→ TASK TO CARRY OUT: Omit the pictures, then reproduce every remaining record exactly.

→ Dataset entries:
• • • •

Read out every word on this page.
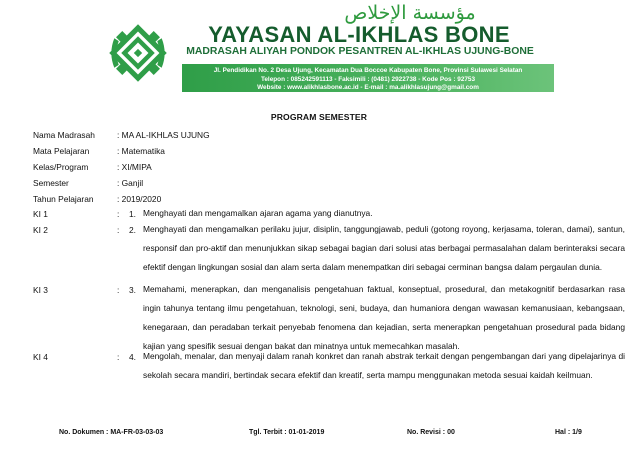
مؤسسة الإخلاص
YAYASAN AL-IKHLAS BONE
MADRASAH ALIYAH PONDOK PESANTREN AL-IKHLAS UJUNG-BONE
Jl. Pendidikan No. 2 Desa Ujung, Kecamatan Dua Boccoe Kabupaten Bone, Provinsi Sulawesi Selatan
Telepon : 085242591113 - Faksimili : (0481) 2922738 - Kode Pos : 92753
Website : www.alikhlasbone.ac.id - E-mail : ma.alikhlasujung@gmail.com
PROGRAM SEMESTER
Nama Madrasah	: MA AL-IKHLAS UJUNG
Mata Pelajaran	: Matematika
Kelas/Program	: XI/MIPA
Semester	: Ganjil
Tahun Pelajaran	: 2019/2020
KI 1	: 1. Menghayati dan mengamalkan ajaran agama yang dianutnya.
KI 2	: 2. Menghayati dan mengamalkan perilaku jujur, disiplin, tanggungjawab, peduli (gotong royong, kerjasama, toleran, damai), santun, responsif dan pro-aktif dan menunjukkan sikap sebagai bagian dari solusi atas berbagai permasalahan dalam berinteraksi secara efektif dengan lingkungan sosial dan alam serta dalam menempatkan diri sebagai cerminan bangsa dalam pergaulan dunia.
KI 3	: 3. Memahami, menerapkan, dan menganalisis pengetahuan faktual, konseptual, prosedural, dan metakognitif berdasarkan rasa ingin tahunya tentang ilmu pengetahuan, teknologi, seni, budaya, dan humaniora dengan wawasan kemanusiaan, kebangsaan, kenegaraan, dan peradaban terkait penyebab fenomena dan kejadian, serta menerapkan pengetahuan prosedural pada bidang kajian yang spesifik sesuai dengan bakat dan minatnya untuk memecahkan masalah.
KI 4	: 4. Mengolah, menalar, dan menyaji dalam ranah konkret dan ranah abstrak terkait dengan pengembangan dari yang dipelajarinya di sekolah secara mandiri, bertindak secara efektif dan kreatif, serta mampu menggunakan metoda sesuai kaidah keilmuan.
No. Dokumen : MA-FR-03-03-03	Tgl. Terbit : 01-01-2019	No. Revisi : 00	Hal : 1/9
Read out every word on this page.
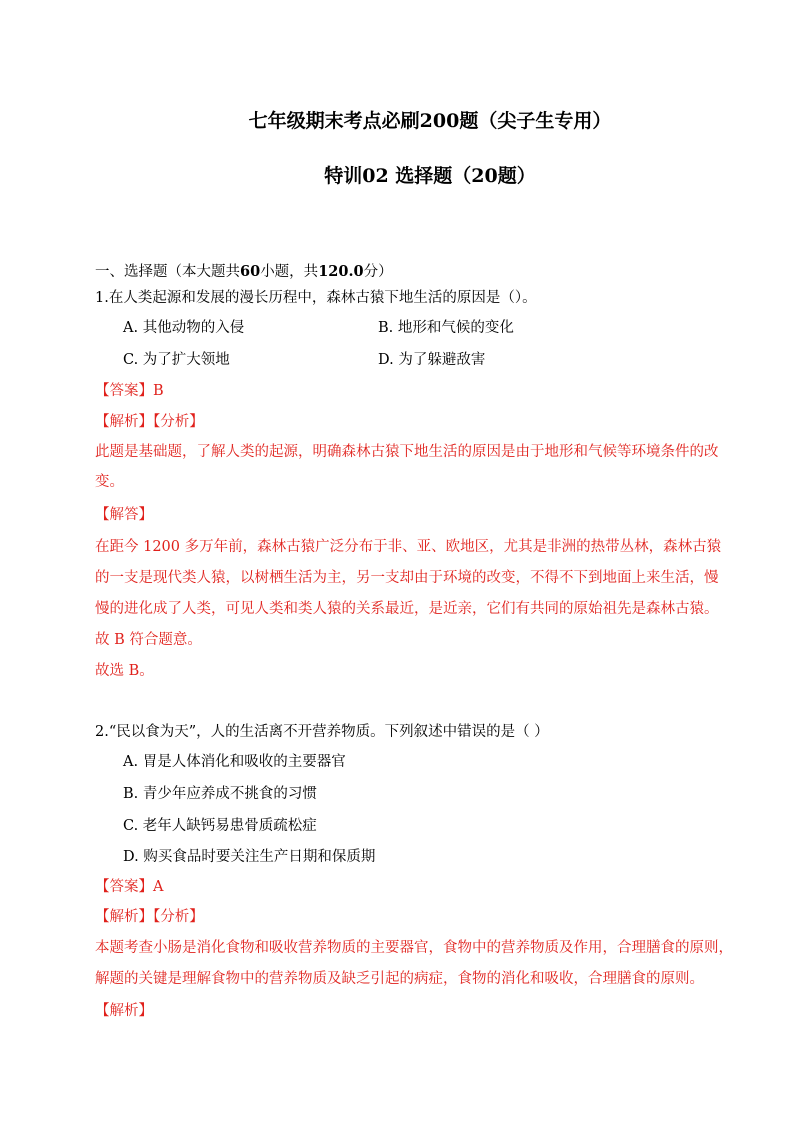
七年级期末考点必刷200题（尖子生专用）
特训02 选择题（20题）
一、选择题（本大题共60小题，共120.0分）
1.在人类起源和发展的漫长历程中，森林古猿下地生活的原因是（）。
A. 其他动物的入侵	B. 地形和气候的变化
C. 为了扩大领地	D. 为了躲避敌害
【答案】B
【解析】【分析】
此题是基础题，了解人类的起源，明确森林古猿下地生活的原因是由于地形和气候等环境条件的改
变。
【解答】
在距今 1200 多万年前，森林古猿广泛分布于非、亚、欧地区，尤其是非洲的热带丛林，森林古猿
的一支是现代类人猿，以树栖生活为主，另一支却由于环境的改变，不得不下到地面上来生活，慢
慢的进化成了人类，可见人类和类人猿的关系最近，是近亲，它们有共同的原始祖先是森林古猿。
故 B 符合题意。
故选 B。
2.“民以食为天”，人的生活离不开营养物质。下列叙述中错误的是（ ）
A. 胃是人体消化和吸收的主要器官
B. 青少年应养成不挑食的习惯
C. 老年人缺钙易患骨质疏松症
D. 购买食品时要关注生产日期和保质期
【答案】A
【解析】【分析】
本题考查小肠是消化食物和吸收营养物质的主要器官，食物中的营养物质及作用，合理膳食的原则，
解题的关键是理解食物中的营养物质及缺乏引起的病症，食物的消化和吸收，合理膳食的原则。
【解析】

• • • •

→ WRITTEN REPLY:
Read out every word on this page.
مؤسسة الإخلاص
YAYASAN AL-IKHLAS BONE
MADRASAH ALIYAH PONDOK PESANTREN AL-IKHLAS UJUNG-BONE
Jl. Pendidikan No. 2 Desa Ujung, Kecamatan Dua Boccoe Kabupaten Bone, Provinsi Sulawesi Selatan
Telepon : 085242591113 - Faksimili : (0481) 2922738 - Kode Pos : 92753
Website : www.alikhlasbone.ac.id - E-mail : ma.alikhlasujung@gmail.com
PROGRAM SEMESTER
Nama Madrasah	: MA AL-IKHLAS UJUNG
Mata Pelajaran	: Matematika
Kelas/Program	: XI/MIPA
Semester	: Ganjil
Tahun Pelajaran	: 2019/2020
KI 1	: 1. Menghayati dan mengamalkan ajaran agama yang dianutnya.
KI 2	: 2. Menghayati dan mengamalkan perilaku jujur, disiplin, tanggungjawab, peduli (gotong royong, kerjasama, toleran, damai), santun, responsif dan pro-aktif dan menunjukkan sikap sebagai bagian dari solusi atas berbagai permasalahan dalam berinteraksi secara efektif dengan lingkungan sosial dan alam serta dalam menempatkan diri sebagai cerminan bangsa dalam pergaulan dunia.
KI 3	: 3. Memahami, menerapkan, dan menganalisis pengetahuan faktual, konseptual, prosedural, dan metakognitif berdasarkan rasa ingin tahunya tentang ilmu pengetahuan, teknologi, seni, budaya, dan humaniora dengan wawasan kemanusiaan, kebangsaan, kenegaraan, dan peradaban terkait penyebab fenomena dan kejadian, serta menerapkan pengetahuan prosedural pada bidang kajian yang spesifik sesuai dengan bakat dan minatnya untuk memecahkan masalah.
KI 4	: 4. Mengolah, menalar, dan menyaji dalam ranah konkret dan ranah abstrak terkait dengan pengembangan dari yang dipelajarinya di sekolah secara mandiri, bertindak secara efektif dan kreatif, serta mampu menggunakan metoda sesuai kaidah keilmuan.
No. Dokumen : MA-FR-03-03-03	Tgl. Terbit : 01-01-2019	No. Revisi : 00	Hal : 1/9
Read out every word on this page.
七年级期末考点必刷200题（尖子生专用）
特训02 选择题（20题）
一、选择题（本大题共60小题，共120.0分）
1.在人类起源和发展的漫长历程中，森林古猿下地生活的原因是（）。
A. 其他动物的入侵	B. 地形和气候的变化
C. 为了扩大领地	D. 为了躲避敌害
【答案】B
【解析】【分析】
此题是基础题，了解人类的起源，明确森林古猿下地生活的原因是由于地形和气候等环境条件的改
变。
【解答】
在距今 1200 多万年前，森林古猿广泛分布于非、亚、欧地区，尤其是非洲的热带丛林，森林古猿
的一支是现代类人猿，以树栖生活为主，另一支却由于环境的改变，不得不下到地面上来生活，慢
慢的进化成了人类，可见人类和类人猿的关系最近，是近亲，它们有共同的原始祖先是森林古猿。
故 B 符合题意。
故选 B。
2.“民以食为天”，人的生活离不开营养物质。下列叙述中错误的是（ ）
A. 胃是人体消化和吸收的主要器官
B. 青少年应养成不挑食的习惯
C. 老年人缺钙易患骨质疏松症
D. 购买食品时要关注生产日期和保质期
【答案】A
【解析】【分析】
本题考查小肠是消化食物和吸收营养物质的主要器官，食物中的营养物质及作用，合理膳食的原则，
解题的关键是理解食物中的营养物质及缺乏引起的病症，食物的消化和吸收，合理膳食的原则。
【解析】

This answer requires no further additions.